▶ EXERCISE DETAILS
Search the data for the string "各地期末试卷精选" and gather each line it is in.
########
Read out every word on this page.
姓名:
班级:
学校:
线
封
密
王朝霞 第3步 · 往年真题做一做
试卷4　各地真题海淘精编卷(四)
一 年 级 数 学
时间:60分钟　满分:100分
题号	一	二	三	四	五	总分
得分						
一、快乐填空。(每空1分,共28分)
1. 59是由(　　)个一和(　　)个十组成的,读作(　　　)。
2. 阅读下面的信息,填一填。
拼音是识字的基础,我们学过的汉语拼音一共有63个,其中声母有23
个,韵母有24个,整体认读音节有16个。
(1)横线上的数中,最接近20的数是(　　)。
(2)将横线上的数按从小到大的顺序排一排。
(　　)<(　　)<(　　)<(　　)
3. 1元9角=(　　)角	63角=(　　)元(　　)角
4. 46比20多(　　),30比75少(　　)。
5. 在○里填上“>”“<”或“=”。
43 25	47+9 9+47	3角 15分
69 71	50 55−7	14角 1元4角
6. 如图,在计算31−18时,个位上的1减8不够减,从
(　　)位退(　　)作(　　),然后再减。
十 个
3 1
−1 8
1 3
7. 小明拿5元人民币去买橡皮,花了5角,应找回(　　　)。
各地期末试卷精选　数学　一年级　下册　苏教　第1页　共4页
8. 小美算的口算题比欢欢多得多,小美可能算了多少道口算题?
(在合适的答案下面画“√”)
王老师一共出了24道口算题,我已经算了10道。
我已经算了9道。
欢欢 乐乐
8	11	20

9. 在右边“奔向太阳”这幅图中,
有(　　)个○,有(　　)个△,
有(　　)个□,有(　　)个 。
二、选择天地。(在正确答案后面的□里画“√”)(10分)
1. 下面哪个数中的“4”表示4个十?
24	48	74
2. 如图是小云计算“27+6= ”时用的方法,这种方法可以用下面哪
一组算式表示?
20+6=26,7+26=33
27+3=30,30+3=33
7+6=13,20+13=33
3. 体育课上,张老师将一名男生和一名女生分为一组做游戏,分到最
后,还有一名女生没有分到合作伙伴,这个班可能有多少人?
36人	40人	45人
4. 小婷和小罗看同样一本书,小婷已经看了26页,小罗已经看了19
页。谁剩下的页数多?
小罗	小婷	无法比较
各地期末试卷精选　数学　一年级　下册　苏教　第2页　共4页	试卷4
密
########
▶ COMPLETE RESPONSE
各地期末试卷精选　数学　一年级　下册　苏教　第1页　共4页
各地期末试卷精选　数学　一年级　下册　苏教　第2页　共4页	试卷4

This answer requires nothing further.